— START —

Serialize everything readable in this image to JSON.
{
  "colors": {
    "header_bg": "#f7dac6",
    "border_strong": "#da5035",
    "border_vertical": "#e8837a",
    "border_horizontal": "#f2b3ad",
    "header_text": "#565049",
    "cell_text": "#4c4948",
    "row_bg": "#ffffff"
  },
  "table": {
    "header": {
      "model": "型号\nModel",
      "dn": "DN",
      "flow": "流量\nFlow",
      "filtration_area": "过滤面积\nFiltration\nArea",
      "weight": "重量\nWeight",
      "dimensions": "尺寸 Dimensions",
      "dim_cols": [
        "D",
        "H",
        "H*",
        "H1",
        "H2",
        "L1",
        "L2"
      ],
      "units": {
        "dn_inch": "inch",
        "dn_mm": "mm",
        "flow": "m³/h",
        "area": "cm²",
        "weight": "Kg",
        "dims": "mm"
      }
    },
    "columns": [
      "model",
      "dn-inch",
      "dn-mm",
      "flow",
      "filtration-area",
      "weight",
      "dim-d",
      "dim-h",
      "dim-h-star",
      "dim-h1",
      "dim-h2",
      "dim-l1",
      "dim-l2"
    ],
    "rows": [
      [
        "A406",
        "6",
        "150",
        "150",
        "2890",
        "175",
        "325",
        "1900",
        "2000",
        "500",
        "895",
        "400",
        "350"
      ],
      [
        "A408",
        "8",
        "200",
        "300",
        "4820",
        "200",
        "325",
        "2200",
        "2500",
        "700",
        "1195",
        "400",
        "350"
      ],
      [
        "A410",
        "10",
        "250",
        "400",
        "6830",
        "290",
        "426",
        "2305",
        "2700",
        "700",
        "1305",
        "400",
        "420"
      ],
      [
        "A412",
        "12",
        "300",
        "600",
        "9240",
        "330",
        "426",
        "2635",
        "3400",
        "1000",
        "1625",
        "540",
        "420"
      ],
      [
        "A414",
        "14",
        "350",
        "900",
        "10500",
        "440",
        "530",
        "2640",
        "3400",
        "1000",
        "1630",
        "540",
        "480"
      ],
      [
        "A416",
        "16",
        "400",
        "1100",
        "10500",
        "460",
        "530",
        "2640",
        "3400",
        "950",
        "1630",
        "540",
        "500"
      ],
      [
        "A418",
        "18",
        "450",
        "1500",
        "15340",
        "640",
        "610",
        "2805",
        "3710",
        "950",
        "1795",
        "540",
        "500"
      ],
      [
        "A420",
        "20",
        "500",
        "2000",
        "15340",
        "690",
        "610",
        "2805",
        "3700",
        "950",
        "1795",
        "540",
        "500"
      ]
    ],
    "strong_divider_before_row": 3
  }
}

— END —

[Problem to work on]: Each record above must be given again exactly.

[Response to the exercise]:
Serialize everything readable in this image to JSON.
{
  "colors": {
    "header_bg": "#f7dac6",
    "border_strong": "#da5035",
    "border_vertical": "#e8837a",
    "border_horizontal": "#f2b3ad",
    "header_text": "#565049",
    "cell_text": "#4c4948",
    "row_bg": "#ffffff"
  },
  "table": {
    "header": {
      "model": "型号\nModel",
      "dn": "DN",
      "flow": "流量\nFlow",
      "filtration_area": "过滤面积\nFiltration\nArea",
      "weight": "重量\nWeight",
      "dimensions": "尺寸 Dimensions",
      "dim_cols": [
        "D",
        "H",
        "H*",
        "H1",
        "H2",
        "L1",
        "L2"
      ],
      "units": {
        "dn_inch": "inch",
        "dn_mm": "mm",
        "flow": "m³/h",
        "area": "cm²",
        "weight": "Kg",
        "dims": "mm"
      }
    },
    "columns": [
      "model",
      "dn-inch",
      "dn-mm",
      "flow",
      "filtration-area",
      "weight",
      "dim-d",
      "dim-h",
      "dim-h-star",
      "dim-h1",
      "dim-h2",
      "dim-l1",
      "dim-l2"
    ],
    "rows": [
      [
        "A406",
        "6",
        "150",
        "150",
        "2890",
        "175",
        "325",
        "1900",
        "2000",
        "500",
        "895",
        "400",
        "350"
      ],
      [
        "A408",
        "8",
        "200",
        "300",
        "4820",
        "200",
        "325",
        "2200",
        "2500",
        "700",
        "1195",
        "400",
        "350"
      ],
      [
        "A410",
        "10",
        "250",
        "400",
        "6830",
        "290",
        "426",
        "2305",
        "2700",
        "700",
        "1305",
        "400",
        "420"
      ],
      [
        "A412",
        "12",
        "300",
        "600",
        "9240",
        "330",
        "426",
        "2635",
        "3400",
        "1000",
        "1625",
        "540",
        "420"
      ],
      [
        "A414",
        "14",
        "350",
        "900",
        "10500",
        "440",
        "530",
        "2640",
        "3400",
        "1000",
        "1630",
        "540",
        "480"
      ],
      [
        "A416",
        "16",
        "400",
        "1100",
        "10500",
        "460",
        "530",
        "2640",
        "3400",
        "950",
        "1630",
        "540",
        "500"
      ],
      [
        "A418",
        "18",
        "450",
        "1500",
        "15340",
        "640",
        "610",
        "2805",
        "3710",
        "950",
        "1795",
        "540",
        "500"
      ],
      [
        "A420",
        "20",
        "500",
        "2000",
        "15340",
        "690",
        "610",
        "2805",
        "3700",
        "950",
        "1795",
        "540",
        "500"
      ]
    ],
    "strong_divider_before_row": 3
  }
}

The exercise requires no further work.